begin Record excerpts

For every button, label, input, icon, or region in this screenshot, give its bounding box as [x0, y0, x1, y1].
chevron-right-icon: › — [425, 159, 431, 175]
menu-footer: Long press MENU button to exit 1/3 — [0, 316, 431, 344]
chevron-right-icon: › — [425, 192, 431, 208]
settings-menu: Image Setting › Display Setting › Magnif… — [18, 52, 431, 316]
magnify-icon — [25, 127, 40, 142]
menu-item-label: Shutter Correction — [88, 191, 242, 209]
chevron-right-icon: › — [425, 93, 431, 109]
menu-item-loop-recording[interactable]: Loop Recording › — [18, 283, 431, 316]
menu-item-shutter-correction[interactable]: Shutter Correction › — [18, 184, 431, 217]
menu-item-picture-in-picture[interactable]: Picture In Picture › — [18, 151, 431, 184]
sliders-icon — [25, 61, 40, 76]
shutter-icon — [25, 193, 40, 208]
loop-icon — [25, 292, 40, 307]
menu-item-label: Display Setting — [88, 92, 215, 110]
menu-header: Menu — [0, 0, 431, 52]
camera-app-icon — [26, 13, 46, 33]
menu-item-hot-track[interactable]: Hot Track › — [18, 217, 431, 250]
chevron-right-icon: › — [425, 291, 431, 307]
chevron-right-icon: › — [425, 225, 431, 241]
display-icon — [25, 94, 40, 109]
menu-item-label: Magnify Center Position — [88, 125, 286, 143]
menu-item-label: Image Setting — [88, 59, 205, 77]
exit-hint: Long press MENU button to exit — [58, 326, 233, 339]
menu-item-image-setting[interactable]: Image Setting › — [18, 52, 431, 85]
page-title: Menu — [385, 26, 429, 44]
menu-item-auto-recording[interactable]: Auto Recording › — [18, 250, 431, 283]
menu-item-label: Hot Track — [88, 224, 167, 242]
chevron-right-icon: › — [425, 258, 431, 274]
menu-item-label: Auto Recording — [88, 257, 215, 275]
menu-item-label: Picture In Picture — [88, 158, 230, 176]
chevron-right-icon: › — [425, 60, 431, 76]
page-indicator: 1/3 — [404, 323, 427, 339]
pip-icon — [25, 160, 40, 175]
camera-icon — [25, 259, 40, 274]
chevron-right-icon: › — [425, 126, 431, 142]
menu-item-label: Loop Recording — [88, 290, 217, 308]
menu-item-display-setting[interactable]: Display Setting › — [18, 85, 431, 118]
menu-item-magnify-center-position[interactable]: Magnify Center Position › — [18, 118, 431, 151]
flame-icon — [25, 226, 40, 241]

end Record excerpts

▶ Work to be completed
Go through the listing above and keep only the lines that contain the word "Center".

▶ The answer
menu-item-label: Magnify Center Position — [88, 125, 286, 143]
menu-item-magnify-center-position[interactable]: Magnify Center Position › — [18, 118, 431, 151]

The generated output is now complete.